Consigne 1 —
Recopiez à l'identique le passage de la tribune sur le nucléaire belge, de « TRIBUNE. Marc Molitor » à « (filiale de GDF-Suez). ».

Texte —
|---|

Partager : [ssba]

TRIBUNE. Marc Molitor revient sur la décision du gouvernement belge en décembre 2014 de prolonger la durée de vie de deux réacteurs nucléaires (Doel 1 et 2), qui ont démarré en 1974 et 1975 et devaient être arrêtés en 2015. Une prolongation qui intervient dans un contexte de crise de l’industrie nucléaire belge où les arrêts imprévus de réacteurs se sont enchaînés récemment, augmentant ainsi la tension sur l’approvisionnement électrique du pays. Deux autres réacteurs (Doel 3 et Tihange 2) sont actuellement à l’arrêt du fait de la découverte de micro fissures dans leurs cuves en 2012. Un sabotage présumé en août 2014 a conduit à l’arrêt d’un troisième réacteur (Doel 4) entre août et décembre 2014. La Belgique qui a voté une loi de sortie du nucléaire en 2003 possède sept réacteurs, exploités par Electrabel (filiale de GDF-Suez).

 

Par Marc Molitor

 

Ainsi une crise provoquée par les déficiences du nucléaire débouche sur un… renforcement du nucléaire ! On a le sentiment d’une sorte de manipulation, d’un extraordinaire tour de passe-passe qui laisse songeur et même pantois.

 

La loi fédérale de 2003 de sortie du nucléaire est mise en cause, ses auteurs, les Ecolos[1], sont accusés de n’avoir pas prévu et géré ses conséquences. Or ils ne sont plus au gouvernement fédéral justement depuis… 2003. Et le plan de sortie a déjà été modifié par le gouvernement Di Rupo[2], puisque, alors qu’initialement il prévoyait trois fermetures en 2015-2016, le réacteur de Tihange 1 est maintenu jusqu’en 2025, ce qui réduisait déjà de moitié l’impact en mégawatts du plan de sortie. Les partis qui avaient invité Ecolo au gouvernement 1999-2003 (ce qui n’était pas indispensable pour avoir une majorité) avaient accepté son exigence basique de sortie du nucléaire. Et ce sont ces mêmes partis qui ont ensuite géré la situation énergétique fédérale de 2003 jusqu’à aujourd’hui, n’assumant pas une loi de sortie qu’ils ont votée. Sans doute n’étaient-ils pas mécontents de revenir sans le dire sur cette décision ? Mais ce faisant ils n’ont pas préparé l’avenir et la transition énergétique.

|---|

Enregistrements extraits —
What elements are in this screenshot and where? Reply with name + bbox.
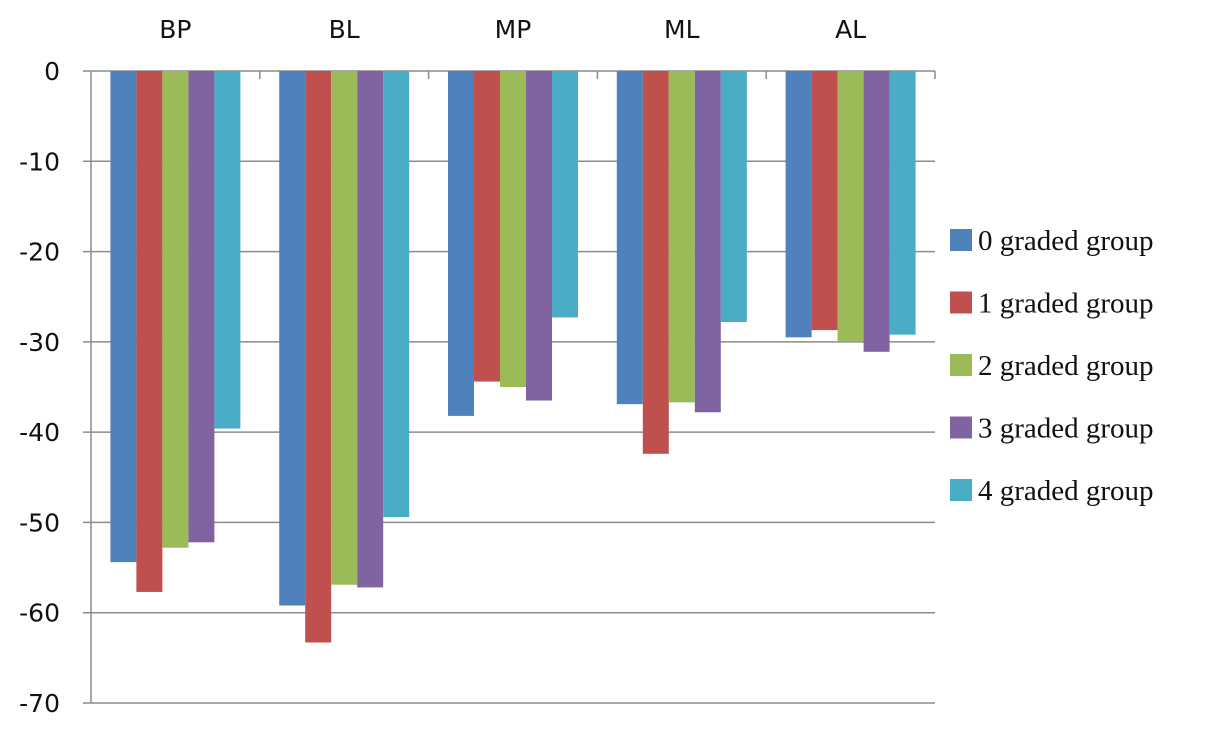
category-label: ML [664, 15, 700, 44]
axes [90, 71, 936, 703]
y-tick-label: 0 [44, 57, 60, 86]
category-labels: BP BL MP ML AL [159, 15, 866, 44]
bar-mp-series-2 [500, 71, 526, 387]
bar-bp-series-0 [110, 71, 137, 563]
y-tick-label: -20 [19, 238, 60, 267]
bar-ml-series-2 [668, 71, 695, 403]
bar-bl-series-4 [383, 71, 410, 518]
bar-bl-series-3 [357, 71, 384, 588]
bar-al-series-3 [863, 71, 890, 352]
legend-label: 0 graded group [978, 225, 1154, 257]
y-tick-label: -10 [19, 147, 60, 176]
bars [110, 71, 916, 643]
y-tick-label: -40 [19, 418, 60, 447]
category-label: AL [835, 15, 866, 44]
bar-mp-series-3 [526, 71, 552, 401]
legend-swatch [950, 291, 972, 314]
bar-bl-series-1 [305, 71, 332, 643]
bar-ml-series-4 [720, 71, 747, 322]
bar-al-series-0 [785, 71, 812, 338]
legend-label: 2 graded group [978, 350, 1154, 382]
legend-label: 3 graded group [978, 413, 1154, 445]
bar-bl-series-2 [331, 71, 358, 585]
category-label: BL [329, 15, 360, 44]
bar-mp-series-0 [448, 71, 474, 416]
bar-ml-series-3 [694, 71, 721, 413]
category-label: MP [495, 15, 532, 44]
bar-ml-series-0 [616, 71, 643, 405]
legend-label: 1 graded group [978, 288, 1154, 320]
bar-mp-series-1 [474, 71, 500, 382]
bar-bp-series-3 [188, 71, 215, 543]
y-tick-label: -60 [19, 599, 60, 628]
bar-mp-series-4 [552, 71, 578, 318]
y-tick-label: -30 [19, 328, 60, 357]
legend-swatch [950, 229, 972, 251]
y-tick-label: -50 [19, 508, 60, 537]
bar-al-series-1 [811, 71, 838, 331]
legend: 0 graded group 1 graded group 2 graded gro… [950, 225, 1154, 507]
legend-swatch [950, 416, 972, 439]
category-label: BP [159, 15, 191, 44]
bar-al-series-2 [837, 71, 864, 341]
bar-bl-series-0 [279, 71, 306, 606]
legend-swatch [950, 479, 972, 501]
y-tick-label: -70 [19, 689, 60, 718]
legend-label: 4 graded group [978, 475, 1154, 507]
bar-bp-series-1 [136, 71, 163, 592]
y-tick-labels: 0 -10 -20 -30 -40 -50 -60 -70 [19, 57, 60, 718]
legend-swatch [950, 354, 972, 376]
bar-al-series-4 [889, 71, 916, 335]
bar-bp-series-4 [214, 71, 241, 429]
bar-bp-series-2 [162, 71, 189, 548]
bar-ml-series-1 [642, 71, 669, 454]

|---|

Consigne 2 —
Extrayez des enregistrements, sans la moindre modification, les lignes allant de celle qui contient « category-label: ML [664, 15, 700, 44] » à celle qui contient « bar-ml-series-2 [668, 71, 695, 403] », ces deux lignes comprises.

Réponse 1 —
TRIBUNE. Marc Molitor revient sur la décision du gouvernement belge en décembre 2014 de prolonger la durée de vie de deux réacteurs nucléaires (Doel 1 et 2), qui ont démarré en 1974 et 1975 et devaient être arrêtés en 2015. Une prolongation qui intervient dans un contexte de crise de l’industrie nucléaire belge où les arrêts imprévus de réacteurs se sont enchaînés récemment, augmentant ainsi la tension sur l’approvisionnement électrique du pays. Deux autres réacteurs (Doel 3 et Tihange 2) sont actuellement à l’arrêt du fait de la découverte de micro fissures dans leurs cuves en 2012. Un sabotage présumé en août 2014 a conduit à l’arrêt d’un troisième réacteur (Doel 4) entre août et décembre 2014. La Belgique qui a voté une loi de sortie du nucléaire en 2003 possède sept réacteurs, exploités par Electrabel (filiale de GDF-Suez).

Réponse 2 —
category-label: ML [664, 15, 700, 44]
axes [90, 71, 936, 703]
y-tick-label: 0 [44, 57, 60, 86]
category-labels: BP BL MP ML AL [159, 15, 866, 44]
bar-mp-series-2 [500, 71, 526, 387]
bar-bp-series-0 [110, 71, 137, 563]
y-tick-label: -20 [19, 238, 60, 267]
bar-ml-series-2 [668, 71, 695, 403]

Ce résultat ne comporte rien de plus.